start Records provided

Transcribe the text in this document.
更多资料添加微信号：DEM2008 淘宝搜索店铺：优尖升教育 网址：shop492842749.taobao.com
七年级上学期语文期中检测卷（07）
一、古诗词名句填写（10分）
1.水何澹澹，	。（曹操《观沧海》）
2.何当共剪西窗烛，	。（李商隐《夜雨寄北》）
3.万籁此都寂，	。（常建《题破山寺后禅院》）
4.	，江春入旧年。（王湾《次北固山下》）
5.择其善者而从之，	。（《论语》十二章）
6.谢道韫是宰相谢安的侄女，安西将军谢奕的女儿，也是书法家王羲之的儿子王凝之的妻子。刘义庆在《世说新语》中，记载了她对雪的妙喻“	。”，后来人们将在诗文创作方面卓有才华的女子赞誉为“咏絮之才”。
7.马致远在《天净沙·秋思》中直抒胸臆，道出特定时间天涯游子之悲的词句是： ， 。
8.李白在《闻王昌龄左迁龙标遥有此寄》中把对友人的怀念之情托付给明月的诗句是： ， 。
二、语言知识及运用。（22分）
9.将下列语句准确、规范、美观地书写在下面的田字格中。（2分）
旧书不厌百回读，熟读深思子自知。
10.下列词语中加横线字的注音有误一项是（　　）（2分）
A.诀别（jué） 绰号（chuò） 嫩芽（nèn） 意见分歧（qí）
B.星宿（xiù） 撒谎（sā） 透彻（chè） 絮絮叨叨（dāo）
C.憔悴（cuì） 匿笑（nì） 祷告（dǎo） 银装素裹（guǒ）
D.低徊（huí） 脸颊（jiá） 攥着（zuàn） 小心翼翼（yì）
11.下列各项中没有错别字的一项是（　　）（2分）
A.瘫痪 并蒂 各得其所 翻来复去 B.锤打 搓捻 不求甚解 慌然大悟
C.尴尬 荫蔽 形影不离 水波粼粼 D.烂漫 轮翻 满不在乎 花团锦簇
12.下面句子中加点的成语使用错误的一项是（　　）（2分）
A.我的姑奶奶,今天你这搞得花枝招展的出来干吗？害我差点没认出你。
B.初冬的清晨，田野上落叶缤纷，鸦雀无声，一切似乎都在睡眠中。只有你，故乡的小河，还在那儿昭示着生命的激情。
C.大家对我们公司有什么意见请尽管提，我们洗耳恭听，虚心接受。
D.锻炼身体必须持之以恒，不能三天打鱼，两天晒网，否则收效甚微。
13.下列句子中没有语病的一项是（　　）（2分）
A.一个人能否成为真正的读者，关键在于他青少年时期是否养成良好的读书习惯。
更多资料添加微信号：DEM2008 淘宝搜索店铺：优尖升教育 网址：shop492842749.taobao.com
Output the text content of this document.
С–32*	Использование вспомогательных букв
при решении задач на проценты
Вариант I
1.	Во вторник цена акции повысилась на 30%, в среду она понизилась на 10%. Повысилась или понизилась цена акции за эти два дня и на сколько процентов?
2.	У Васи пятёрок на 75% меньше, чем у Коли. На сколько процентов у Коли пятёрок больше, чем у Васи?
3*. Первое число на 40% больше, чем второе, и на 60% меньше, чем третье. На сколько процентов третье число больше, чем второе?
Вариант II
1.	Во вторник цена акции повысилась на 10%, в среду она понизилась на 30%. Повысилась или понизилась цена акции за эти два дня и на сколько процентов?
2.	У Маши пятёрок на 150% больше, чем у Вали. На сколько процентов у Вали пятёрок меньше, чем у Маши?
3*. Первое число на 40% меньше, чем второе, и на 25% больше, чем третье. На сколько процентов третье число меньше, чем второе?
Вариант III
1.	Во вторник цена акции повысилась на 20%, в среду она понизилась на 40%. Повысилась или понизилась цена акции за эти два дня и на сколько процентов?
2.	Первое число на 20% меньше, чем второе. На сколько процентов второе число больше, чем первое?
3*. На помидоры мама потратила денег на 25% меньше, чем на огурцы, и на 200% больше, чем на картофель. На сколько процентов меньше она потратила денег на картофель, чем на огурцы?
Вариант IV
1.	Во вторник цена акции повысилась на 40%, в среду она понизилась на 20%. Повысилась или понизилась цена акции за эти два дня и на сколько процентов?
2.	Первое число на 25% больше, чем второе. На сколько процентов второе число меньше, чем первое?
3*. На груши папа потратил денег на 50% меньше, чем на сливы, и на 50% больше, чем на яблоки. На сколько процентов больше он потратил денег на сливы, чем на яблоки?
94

end Records provided

Write out every entry again exactly, please, with nothing missing.

§ Full answer:
Transcribe the text in this document.
更多资料添加微信号：DEM2008 淘宝搜索店铺：优尖升教育 网址：shop492842749.taobao.com
七年级上学期语文期中检测卷（07）
一、古诗词名句填写（10分）
1.水何澹澹，	。（曹操《观沧海》）
2.何当共剪西窗烛，	。（李商隐《夜雨寄北》）
3.万籁此都寂，	。（常建《题破山寺后禅院》）
4.	，江春入旧年。（王湾《次北固山下》）
5.择其善者而从之，	。（《论语》十二章）
6.谢道韫是宰相谢安的侄女，安西将军谢奕的女儿，也是书法家王羲之的儿子王凝之的妻子。刘义庆在《世说新语》中，记载了她对雪的妙喻“	。”，后来人们将在诗文创作方面卓有才华的女子赞誉为“咏絮之才”。
7.马致远在《天净沙·秋思》中直抒胸臆，道出特定时间天涯游子之悲的词句是： ， 。
8.李白在《闻王昌龄左迁龙标遥有此寄》中把对友人的怀念之情托付给明月的诗句是： ， 。
二、语言知识及运用。（22分）
9.将下列语句准确、规范、美观地书写在下面的田字格中。（2分）
旧书不厌百回读，熟读深思子自知。
10.下列词语中加横线字的注音有误一项是（　　）（2分）
A.诀别（jué） 绰号（chuò） 嫩芽（nèn） 意见分歧（qí）
B.星宿（xiù） 撒谎（sā） 透彻（chè） 絮絮叨叨（dāo）
C.憔悴（cuì） 匿笑（nì） 祷告（dǎo） 银装素裹（guǒ）
D.低徊（huí） 脸颊（jiá） 攥着（zuàn） 小心翼翼（yì）
11.下列各项中没有错别字的一项是（　　）（2分）
A.瘫痪 并蒂 各得其所 翻来复去 B.锤打 搓捻 不求甚解 慌然大悟
C.尴尬 荫蔽 形影不离 水波粼粼 D.烂漫 轮翻 满不在乎 花团锦簇
12.下面句子中加点的成语使用错误的一项是（　　）（2分）
A.我的姑奶奶,今天你这搞得花枝招展的出来干吗？害我差点没认出你。
B.初冬的清晨，田野上落叶缤纷，鸦雀无声，一切似乎都在睡眠中。只有你，故乡的小河，还在那儿昭示着生命的激情。
C.大家对我们公司有什么意见请尽管提，我们洗耳恭听，虚心接受。
D.锻炼身体必须持之以恒，不能三天打鱼，两天晒网，否则收效甚微。
13.下列句子中没有语病的一项是（　　）（2分）
A.一个人能否成为真正的读者，关键在于他青少年时期是否养成良好的读书习惯。
更多资料添加微信号：DEM2008 淘宝搜索店铺：优尖升教育 网址：shop492842749.taobao.com
Output the text content of this document.
С–32*	Использование вспомогательных букв
при решении задач на проценты
Вариант I
1.	Во вторник цена акции повысилась на 30%, в среду она понизилась на 10%. Повысилась или понизилась цена акции за эти два дня и на сколько процентов?
2.	У Васи пятёрок на 75% меньше, чем у Коли. На сколько процентов у Коли пятёрок больше, чем у Васи?
3*. Первое число на 40% больше, чем второе, и на 60% меньше, чем третье. На сколько процентов третье число больше, чем второе?
Вариант II
1.	Во вторник цена акции повысилась на 10%, в среду она понизилась на 30%. Повысилась или понизилась цена акции за эти два дня и на сколько процентов?
2.	У Маши пятёрок на 150% больше, чем у Вали. На сколько процентов у Вали пятёрок меньше, чем у Маши?
3*. Первое число на 40% меньше, чем второе, и на 25% больше, чем третье. На сколько процентов третье число меньше, чем второе?
Вариант III
1.	Во вторник цена акции повысилась на 20%, в среду она понизилась на 40%. Повысилась или понизилась цена акции за эти два дня и на сколько процентов?
2.	Первое число на 20% меньше, чем второе. На сколько процентов второе число больше, чем первое?
3*. На помидоры мама потратила денег на 25% меньше, чем на огурцы, и на 200% больше, чем на картофель. На сколько процентов меньше она потратила денег на картофель, чем на огурцы?
Вариант IV
1.	Во вторник цена акции повысилась на 40%, в среду она понизилась на 20%. Повысилась или понизилась цена акции за эти два дня и на сколько процентов?
2.	Первое число на 25% больше, чем второе. На сколько процентов второе число меньше, чем первое?
3*. На груши папа потратил денег на 50% меньше, чем на сливы, и на 50% больше, чем на яблоки. На сколько процентов больше он потратил денег на сливы, чем на яблоки?
94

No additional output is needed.